[Saved data entries]
■ ■ ■ ■ ■ ■ ■

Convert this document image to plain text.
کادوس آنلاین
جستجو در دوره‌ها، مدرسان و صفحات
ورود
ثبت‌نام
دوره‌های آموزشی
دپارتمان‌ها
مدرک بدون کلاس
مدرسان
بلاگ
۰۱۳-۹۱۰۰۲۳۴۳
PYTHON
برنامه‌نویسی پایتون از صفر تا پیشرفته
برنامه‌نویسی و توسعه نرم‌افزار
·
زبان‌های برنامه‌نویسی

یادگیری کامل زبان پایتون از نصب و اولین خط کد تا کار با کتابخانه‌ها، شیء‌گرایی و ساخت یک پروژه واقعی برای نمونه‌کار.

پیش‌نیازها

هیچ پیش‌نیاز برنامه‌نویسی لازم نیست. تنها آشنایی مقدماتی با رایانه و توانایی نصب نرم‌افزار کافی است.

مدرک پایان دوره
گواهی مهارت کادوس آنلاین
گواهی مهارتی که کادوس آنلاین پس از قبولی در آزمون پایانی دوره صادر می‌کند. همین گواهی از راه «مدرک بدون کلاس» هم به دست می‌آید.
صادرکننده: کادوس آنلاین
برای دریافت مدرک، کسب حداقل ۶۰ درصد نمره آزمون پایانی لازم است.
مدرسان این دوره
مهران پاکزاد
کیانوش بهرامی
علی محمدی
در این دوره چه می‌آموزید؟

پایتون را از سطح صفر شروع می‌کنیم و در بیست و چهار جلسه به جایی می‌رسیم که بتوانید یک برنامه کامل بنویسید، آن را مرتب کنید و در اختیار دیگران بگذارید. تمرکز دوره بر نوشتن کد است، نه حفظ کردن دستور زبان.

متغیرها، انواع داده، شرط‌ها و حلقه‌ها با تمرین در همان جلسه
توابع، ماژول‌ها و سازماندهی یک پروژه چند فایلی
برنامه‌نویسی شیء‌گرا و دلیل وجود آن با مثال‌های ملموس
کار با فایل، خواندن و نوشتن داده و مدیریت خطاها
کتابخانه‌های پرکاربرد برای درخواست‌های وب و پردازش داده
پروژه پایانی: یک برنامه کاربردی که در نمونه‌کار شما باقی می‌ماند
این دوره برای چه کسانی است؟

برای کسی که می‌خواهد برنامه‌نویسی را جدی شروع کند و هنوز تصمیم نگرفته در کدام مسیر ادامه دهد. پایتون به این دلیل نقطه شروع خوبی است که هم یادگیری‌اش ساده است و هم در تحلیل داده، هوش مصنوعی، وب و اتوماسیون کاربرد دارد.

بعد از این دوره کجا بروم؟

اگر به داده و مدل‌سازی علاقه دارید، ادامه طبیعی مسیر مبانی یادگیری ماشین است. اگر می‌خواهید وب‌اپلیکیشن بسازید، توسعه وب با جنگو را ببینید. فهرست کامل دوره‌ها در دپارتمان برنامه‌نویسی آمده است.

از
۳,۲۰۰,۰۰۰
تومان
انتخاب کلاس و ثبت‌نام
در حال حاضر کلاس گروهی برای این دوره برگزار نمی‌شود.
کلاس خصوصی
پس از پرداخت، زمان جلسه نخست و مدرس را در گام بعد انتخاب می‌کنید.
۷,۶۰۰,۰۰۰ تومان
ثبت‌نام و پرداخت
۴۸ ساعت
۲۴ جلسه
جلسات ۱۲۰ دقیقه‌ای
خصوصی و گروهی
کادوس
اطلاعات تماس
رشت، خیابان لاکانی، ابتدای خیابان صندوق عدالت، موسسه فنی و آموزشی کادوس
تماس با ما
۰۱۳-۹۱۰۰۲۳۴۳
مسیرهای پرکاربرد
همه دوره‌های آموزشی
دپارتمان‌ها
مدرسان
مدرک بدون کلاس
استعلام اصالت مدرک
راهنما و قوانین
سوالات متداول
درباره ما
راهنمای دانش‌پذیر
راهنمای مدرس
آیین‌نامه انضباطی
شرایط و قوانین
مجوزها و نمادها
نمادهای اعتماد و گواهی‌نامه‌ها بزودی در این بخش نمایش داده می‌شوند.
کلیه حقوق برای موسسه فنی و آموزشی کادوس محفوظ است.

■ ■ ■ ■ ■ ■ ■

> Task description
From the data above, copy out every line with the string "پایانی" in it.

> Exercise result
گواهی مهارتی که کادوس آنلاین پس از قبولی در آزمون پایانی دوره صادر می‌کند. همین گواهی از راه «مدرک بدون کلاس» هم به دست می‌آید.
برای دریافت مدرک، کسب حداقل ۶۰ درصد نمره آزمون پایانی لازم است.
پروژه پایانی: یک برنامه کاربردی که در نمونه‌کار شما باقی می‌ماند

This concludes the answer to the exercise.